== DATA TO USE ==

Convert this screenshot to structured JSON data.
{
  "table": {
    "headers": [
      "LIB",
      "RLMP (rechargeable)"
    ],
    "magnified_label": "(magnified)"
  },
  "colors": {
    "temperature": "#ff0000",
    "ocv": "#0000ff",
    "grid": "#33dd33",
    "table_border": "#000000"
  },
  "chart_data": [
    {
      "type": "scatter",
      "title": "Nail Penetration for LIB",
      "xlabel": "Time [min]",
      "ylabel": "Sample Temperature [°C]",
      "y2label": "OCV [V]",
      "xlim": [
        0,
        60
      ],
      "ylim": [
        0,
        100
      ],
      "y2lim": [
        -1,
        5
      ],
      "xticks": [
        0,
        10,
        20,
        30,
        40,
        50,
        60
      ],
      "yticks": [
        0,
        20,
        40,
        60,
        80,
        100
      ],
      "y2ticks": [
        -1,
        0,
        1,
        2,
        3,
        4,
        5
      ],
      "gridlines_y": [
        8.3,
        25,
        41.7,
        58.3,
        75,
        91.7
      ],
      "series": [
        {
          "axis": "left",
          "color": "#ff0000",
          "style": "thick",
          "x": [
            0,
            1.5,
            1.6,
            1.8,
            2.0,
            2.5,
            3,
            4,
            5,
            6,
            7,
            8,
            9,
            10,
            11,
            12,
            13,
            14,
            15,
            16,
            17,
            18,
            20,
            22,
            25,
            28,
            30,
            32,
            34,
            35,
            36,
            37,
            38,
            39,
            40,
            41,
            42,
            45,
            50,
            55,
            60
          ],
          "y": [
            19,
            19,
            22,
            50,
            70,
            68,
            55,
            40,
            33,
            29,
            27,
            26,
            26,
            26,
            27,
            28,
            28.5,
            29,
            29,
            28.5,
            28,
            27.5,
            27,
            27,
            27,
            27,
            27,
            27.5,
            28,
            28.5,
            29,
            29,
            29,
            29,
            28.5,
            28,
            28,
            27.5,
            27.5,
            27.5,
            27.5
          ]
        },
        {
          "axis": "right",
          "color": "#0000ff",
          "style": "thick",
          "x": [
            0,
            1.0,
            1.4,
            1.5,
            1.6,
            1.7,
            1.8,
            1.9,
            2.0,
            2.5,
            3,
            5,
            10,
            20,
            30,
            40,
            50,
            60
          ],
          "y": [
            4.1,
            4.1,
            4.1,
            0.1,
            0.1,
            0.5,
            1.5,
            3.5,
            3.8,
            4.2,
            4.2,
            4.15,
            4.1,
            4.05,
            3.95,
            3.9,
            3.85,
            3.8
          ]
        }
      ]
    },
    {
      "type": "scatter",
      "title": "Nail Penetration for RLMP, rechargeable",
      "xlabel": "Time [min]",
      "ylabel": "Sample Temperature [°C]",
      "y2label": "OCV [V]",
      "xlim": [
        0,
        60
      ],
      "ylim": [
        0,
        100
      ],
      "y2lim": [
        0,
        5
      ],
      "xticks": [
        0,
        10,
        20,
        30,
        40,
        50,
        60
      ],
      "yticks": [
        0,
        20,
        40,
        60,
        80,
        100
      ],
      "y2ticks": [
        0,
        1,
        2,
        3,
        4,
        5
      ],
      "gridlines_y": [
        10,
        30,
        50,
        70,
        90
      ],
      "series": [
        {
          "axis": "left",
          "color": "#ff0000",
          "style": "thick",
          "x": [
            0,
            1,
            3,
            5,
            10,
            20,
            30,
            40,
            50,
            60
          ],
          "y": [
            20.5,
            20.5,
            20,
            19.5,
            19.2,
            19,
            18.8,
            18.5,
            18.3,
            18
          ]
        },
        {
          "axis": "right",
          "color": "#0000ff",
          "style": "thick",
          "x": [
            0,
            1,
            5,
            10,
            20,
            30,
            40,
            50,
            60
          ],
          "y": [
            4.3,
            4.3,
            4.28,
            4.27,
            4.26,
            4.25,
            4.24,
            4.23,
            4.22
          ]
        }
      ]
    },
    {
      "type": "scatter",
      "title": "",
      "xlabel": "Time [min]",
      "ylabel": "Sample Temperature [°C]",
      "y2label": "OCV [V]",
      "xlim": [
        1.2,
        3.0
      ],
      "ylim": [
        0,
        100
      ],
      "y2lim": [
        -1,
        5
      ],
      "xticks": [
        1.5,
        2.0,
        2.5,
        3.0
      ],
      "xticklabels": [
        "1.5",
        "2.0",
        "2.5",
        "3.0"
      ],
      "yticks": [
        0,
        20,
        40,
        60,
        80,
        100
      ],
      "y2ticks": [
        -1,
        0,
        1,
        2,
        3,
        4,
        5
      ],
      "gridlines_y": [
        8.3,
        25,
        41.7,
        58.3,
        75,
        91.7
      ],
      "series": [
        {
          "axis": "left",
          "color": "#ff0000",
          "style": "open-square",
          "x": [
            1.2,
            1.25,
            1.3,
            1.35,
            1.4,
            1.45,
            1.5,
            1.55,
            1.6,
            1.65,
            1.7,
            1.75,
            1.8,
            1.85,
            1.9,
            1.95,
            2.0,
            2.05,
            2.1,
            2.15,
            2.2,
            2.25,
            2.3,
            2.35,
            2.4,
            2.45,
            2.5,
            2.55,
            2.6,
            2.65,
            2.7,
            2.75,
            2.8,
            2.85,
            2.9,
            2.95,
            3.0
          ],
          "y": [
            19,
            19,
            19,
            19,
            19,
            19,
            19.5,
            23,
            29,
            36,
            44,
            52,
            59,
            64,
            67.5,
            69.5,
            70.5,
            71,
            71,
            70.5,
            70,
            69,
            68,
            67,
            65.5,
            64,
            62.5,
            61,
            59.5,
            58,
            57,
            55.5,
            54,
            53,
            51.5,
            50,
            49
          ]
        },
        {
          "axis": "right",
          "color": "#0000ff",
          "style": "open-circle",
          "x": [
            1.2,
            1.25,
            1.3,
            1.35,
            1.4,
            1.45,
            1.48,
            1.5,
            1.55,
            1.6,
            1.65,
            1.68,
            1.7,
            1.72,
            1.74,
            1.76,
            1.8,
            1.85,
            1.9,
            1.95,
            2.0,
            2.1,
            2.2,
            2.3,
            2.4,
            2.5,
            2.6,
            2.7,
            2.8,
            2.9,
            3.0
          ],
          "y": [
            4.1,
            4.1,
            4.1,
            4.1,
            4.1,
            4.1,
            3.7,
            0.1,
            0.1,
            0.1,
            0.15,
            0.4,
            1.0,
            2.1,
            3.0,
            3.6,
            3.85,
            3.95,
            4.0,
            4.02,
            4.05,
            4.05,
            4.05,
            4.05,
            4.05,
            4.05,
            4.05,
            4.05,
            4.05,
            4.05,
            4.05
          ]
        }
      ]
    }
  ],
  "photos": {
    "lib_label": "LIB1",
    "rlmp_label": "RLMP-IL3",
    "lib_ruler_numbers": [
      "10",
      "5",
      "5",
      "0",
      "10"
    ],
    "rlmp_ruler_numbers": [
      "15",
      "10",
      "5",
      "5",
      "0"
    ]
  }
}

===

### SET PROBLEM:
Give the entries once more, exactly as they appear.

### PROBLEM SOLUTION:
Convert this screenshot to structured JSON data.
{
  "table": {
    "headers": [
      "LIB",
      "RLMP (rechargeable)"
    ],
    "magnified_label": "(magnified)"
  },
  "colors": {
    "temperature": "#ff0000",
    "ocv": "#0000ff",
    "grid": "#33dd33",
    "table_border": "#000000"
  },
  "chart_data": [
    {
      "type": "scatter",
      "title": "Nail Penetration for LIB",
      "xlabel": "Time [min]",
      "ylabel": "Sample Temperature [°C]",
      "y2label": "OCV [V]",
      "xlim": [
        0,
        60
      ],
      "ylim": [
        0,
        100
      ],
      "y2lim": [
        -1,
        5
      ],
      "xticks": [
        0,
        10,
        20,
        30,
        40,
        50,
        60
      ],
      "yticks": [
        0,
        20,
        40,
        60,
        80,
        100
      ],
      "y2ticks": [
        -1,
        0,
        1,
        2,
        3,
        4,
        5
      ],
      "gridlines_y": [
        8.3,
        25,
        41.7,
        58.3,
        75,
        91.7
      ],
      "series": [
        {
          "axis": "left",
          "color": "#ff0000",
          "style": "thick",
          "x": [
            0,
            1.5,
            1.6,
            1.8,
            2.0,
            2.5,
            3,
            4,
            5,
            6,
            7,
            8,
            9,
            10,
            11,
            12,
            13,
            14,
            15,
            16,
            17,
            18,
            20,
            22,
            25,
            28,
            30,
            32,
            34,
            35,
            36,
            37,
            38,
            39,
            40,
            41,
            42,
            45,
            50,
            55,
            60
          ],
          "y": [
            19,
            19,
            22,
            50,
            70,
            68,
            55,
            40,
            33,
            29,
            27,
            26,
            26,
            26,
            27,
            28,
            28.5,
            29,
            29,
            28.5,
            28,
            27.5,
            27,
            27,
            27,
            27,
            27,
            27.5,
            28,
            28.5,
            29,
            29,
            29,
            29,
            28.5,
            28,
            28,
            27.5,
            27.5,
            27.5,
            27.5
          ]
        },
        {
          "axis": "right",
          "color": "#0000ff",
          "style": "thick",
          "x": [
            0,
            1.0,
            1.4,
            1.5,
            1.6,
            1.7,
            1.8,
            1.9,
            2.0,
            2.5,
            3,
            5,
            10,
            20,
            30,
            40,
            50,
            60
          ],
          "y": [
            4.1,
            4.1,
            4.1,
            0.1,
            0.1,
            0.5,
            1.5,
            3.5,
            3.8,
            4.2,
            4.2,
            4.15,
            4.1,
            4.05,
            3.95,
            3.9,
            3.85,
            3.8
          ]
        }
      ]
    },
    {
      "type": "scatter",
      "title": "Nail Penetration for RLMP, rechargeable",
      "xlabel": "Time [min]",
      "ylabel": "Sample Temperature [°C]",
      "y2label": "OCV [V]",
      "xlim": [
        0,
        60
      ],
      "ylim": [
        0,
        100
      ],
      "y2lim": [
        0,
        5
      ],
      "xticks": [
        0,
        10,
        20,
        30,
        40,
        50,
        60
      ],
      "yticks": [
        0,
        20,
        40,
        60,
        80,
        100
      ],
      "y2ticks": [
        0,
        1,
        2,
        3,
        4,
        5
      ],
      "gridlines_y": [
        10,
        30,
        50,
        70,
        90
      ],
      "series": [
        {
          "axis": "left",
          "color": "#ff0000",
          "style": "thick",
          "x": [
            0,
            1,
            3,
            5,
            10,
            20,
            30,
            40,
            50,
            60
          ],
          "y": [
            20.5,
            20.5,
            20,
            19.5,
            19.2,
            19,
            18.8,
            18.5,
            18.3,
            18
          ]
        },
        {
          "axis": "right",
          "color": "#0000ff",
          "style": "thick",
          "x": [
            0,
            1,
            5,
            10,
            20,
            30,
            40,
            50,
            60
          ],
          "y": [
            4.3,
            4.3,
            4.28,
            4.27,
            4.26,
            4.25,
            4.24,
            4.23,
            4.22
          ]
        }
      ]
    },
    {
      "type": "scatter",
      "title": "",
      "xlabel": "Time [min]",
      "ylabel": "Sample Temperature [°C]",
      "y2label": "OCV [V]",
      "xlim": [
        1.2,
        3.0
      ],
      "ylim": [
        0,
        100
      ],
      "y2lim": [
        -1,
        5
      ],
      "xticks": [
        1.5,
        2.0,
        2.5,
        3.0
      ],
      "xticklabels": [
        "1.5",
        "2.0",
        "2.5",
        "3.0"
      ],
      "yticks": [
        0,
        20,
        40,
        60,
        80,
        100
      ],
      "y2ticks": [
        -1,
        0,
        1,
        2,
        3,
        4,
        5
      ],
      "gridlines_y": [
        8.3,
        25,
        41.7,
        58.3,
        75,
        91.7
      ],
      "series": [
        {
          "axis": "left",
          "color": "#ff0000",
          "style": "open-square",
          "x": [
            1.2,
            1.25,
            1.3,
            1.35,
            1.4,
            1.45,
            1.5,
            1.55,
            1.6,
            1.65,
            1.7,
            1.75,
            1.8,
            1.85,
            1.9,
            1.95,
            2.0,
            2.05,
            2.1,
            2.15,
            2.2,
            2.25,
            2.3,
            2.35,
            2.4,
            2.45,
            2.5,
            2.55,
            2.6,
            2.65,
            2.7,
            2.75,
            2.8,
            2.85,
            2.9,
            2.95,
            3.0
          ],
          "y": [
            19,
            19,
            19,
            19,
            19,
            19,
            19.5,
            23,
            29,
            36,
            44,
            52,
            59,
            64,
            67.5,
            69.5,
            70.5,
            71,
            71,
            70.5,
            70,
            69,
            68,
            67,
            65.5,
            64,
            62.5,
            61,
            59.5,
            58,
            57,
            55.5,
            54,
            53,
            51.5,
            50,
            49
          ]
        },
        {
          "axis": "right",
          "color": "#0000ff",
          "style": "open-circle",
          "x": [
            1.2,
            1.25,
            1.3,
            1.35,
            1.4,
            1.45,
            1.48,
            1.5,
            1.55,
            1.6,
            1.65,
            1.68,
            1.7,
            1.72,
            1.74,
            1.76,
            1.8,
            1.85,
            1.9,
            1.95,
            2.0,
            2.1,
            2.2,
            2.3,
            2.4,
            2.5,
            2.6,
            2.7,
            2.8,
            2.9,
            3.0
          ],
          "y": [
            4.1,
            4.1,
            4.1,
            4.1,
            4.1,
            4.1,
            3.7,
            0.1,
            0.1,
            0.1,
            0.15,
            0.4,
            1.0,
            2.1,
            3.0,
            3.6,
            3.85,
            3.95,
            4.0,
            4.02,
            4.05,
            4.05,
            4.05,
            4.05,
            4.05,
            4.05,
            4.05,
            4.05,
            4.05,
            4.05,
            4.05
          ]
        }
      ]
    }
  ],
  "photos": {
    "lib_label": "LIB1",
    "rlmp_label": "RLMP-IL3",
    "lib_ruler_numbers": [
      "10",
      "5",
      "5",
      "0",
      "10"
    ],
    "rlmp_ruler_numbers": [
      "15",
      "10",
      "5",
      "5",
      "0"
    ]
  }
}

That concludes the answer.